Find each line containing the string "June". Copy it.
"""
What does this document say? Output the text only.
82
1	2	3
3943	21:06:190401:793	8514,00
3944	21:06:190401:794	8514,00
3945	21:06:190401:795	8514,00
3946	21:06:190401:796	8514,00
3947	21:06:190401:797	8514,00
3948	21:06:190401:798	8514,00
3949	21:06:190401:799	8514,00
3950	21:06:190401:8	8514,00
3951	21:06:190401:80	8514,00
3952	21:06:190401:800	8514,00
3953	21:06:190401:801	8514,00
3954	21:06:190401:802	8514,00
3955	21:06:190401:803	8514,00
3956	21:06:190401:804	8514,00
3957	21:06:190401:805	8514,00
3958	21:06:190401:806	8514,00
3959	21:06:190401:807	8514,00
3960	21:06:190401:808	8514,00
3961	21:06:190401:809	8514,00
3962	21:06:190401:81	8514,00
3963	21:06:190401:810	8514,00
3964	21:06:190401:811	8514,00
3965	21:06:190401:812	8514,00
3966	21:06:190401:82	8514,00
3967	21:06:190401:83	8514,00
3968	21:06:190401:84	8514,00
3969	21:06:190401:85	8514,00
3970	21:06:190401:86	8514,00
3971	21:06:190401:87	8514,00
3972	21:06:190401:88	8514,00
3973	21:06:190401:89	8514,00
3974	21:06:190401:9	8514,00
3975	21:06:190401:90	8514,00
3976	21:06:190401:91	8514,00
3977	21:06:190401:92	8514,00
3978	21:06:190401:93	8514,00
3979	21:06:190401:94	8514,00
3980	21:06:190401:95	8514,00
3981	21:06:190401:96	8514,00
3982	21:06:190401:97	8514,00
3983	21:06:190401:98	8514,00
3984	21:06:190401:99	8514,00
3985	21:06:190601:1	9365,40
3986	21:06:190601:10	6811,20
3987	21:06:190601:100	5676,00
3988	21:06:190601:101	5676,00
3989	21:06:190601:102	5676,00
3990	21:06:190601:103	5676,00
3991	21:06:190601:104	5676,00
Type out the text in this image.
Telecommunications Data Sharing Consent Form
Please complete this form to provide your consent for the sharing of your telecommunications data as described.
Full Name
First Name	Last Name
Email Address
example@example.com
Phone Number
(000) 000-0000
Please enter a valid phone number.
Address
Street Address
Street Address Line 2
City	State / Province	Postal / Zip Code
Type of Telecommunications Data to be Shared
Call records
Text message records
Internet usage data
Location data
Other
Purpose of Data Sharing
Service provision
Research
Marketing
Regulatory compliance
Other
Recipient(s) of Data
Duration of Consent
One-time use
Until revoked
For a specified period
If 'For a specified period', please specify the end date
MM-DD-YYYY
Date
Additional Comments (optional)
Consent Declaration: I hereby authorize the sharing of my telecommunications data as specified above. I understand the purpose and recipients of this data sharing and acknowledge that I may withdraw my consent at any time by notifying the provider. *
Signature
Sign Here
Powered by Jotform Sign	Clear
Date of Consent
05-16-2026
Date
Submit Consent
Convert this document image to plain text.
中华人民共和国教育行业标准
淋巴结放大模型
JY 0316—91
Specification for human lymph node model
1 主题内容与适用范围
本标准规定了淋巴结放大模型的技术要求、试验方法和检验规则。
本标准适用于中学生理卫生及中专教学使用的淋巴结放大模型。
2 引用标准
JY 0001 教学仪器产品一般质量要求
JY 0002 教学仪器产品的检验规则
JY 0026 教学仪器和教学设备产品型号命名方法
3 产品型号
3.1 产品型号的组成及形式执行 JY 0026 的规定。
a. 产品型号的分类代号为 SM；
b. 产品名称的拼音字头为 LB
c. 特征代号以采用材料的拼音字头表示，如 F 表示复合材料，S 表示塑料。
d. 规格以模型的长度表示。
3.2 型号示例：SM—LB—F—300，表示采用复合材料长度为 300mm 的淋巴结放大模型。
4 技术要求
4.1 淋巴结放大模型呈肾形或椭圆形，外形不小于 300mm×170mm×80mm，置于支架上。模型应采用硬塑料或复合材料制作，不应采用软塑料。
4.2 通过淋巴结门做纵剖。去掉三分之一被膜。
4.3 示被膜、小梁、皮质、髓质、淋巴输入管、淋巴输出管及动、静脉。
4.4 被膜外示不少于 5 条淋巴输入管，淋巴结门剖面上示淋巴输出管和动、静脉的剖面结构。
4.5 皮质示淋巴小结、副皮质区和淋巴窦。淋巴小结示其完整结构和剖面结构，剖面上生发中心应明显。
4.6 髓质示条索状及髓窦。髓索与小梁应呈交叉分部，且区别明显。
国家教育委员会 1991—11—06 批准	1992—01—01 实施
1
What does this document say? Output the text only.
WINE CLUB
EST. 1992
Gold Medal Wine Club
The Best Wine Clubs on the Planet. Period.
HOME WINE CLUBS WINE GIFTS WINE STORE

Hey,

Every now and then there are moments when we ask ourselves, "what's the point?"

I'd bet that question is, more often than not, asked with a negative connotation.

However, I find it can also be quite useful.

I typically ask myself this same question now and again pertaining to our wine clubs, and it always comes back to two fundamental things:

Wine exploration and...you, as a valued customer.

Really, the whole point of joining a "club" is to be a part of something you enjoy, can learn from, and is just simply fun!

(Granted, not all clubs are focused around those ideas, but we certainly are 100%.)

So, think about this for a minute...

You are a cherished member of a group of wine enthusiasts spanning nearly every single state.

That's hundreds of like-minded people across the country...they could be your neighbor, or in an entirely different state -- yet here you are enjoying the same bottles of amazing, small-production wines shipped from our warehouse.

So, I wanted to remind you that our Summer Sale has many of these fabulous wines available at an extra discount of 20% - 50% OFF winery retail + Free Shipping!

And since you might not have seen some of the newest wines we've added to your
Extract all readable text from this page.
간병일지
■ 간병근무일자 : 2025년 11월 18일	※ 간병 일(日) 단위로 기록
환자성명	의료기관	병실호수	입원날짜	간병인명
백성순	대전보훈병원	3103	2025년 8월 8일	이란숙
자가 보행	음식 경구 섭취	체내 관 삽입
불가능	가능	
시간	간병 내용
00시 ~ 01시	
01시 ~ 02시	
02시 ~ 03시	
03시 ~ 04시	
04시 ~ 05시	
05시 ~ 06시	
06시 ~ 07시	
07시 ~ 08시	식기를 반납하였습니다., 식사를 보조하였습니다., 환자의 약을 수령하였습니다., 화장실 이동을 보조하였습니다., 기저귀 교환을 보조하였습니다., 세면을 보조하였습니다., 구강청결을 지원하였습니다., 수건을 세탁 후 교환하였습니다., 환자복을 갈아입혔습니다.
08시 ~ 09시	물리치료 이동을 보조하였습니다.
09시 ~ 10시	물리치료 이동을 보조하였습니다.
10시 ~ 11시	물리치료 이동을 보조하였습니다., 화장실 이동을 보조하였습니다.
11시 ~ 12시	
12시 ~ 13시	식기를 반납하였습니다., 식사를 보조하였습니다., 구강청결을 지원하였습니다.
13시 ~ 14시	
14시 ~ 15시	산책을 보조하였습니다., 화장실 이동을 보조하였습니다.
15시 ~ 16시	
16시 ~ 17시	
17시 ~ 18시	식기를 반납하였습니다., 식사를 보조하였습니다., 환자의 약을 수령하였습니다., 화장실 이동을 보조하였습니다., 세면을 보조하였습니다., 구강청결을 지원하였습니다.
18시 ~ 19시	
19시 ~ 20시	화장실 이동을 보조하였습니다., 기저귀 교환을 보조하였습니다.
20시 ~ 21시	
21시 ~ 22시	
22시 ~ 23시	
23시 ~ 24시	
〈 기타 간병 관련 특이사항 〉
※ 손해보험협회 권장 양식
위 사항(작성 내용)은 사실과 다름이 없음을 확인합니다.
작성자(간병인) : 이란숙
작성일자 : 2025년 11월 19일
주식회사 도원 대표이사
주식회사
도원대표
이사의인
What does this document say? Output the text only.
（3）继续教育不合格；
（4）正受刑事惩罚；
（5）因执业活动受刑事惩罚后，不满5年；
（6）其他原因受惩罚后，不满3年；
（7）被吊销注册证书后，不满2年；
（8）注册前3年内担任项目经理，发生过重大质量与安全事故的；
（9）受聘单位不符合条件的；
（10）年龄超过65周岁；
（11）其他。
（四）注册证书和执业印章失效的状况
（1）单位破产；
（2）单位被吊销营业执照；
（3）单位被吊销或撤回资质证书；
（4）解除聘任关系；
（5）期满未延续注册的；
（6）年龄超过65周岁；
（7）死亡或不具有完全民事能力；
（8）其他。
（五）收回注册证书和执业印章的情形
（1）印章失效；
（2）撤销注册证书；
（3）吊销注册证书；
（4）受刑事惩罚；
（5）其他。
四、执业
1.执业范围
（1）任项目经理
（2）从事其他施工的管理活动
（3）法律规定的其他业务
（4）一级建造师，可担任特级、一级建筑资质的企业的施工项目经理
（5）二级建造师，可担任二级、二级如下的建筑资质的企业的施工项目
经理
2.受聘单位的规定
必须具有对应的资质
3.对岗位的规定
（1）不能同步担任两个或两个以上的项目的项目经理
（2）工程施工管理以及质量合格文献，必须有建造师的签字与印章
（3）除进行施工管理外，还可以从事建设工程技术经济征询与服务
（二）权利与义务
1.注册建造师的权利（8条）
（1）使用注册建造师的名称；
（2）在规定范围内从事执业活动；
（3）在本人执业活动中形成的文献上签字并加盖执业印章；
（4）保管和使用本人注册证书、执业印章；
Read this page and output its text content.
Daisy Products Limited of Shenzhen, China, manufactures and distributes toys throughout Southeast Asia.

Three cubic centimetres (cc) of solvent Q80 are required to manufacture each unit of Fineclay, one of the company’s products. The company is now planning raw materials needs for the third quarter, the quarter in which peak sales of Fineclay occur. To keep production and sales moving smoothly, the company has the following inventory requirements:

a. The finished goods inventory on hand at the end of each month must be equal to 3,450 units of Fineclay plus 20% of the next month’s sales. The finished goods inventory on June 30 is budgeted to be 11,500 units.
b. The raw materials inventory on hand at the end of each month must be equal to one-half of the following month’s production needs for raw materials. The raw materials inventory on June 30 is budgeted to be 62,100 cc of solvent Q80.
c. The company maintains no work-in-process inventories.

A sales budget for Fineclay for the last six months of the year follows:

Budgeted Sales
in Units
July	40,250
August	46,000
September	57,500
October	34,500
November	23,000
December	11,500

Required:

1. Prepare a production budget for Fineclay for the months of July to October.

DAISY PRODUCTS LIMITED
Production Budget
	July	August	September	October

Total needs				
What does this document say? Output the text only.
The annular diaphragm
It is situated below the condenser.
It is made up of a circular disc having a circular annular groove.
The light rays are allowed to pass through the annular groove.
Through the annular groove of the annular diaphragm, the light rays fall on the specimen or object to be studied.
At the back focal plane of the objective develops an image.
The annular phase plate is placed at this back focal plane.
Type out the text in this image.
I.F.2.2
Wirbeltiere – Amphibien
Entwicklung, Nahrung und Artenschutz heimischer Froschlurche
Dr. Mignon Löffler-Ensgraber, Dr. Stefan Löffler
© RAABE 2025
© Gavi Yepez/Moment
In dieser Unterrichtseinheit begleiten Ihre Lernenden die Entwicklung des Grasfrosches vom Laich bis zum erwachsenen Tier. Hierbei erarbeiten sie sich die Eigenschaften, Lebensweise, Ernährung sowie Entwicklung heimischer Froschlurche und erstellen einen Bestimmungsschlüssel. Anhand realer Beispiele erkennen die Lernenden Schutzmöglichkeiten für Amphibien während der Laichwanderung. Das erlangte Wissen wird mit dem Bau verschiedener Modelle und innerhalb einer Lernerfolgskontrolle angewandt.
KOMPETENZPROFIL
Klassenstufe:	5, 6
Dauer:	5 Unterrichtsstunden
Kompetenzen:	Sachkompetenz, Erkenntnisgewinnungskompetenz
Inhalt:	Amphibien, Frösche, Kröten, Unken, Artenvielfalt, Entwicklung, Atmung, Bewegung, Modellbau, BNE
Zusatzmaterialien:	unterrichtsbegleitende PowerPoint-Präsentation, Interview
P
"""
## Task output
a. The finished goods inventory on hand at the end of each month must be equal to 3,450 units of Fineclay plus 20% of the next month’s sales. The finished goods inventory on June 30 is budgeted to be 11,500 units.
b. The raw materials inventory on hand at the end of each month must be equal to one-half of the following month’s production needs for raw materials. The raw materials inventory on June 30 is budgeted to be 62,100 cc of solvent Q80.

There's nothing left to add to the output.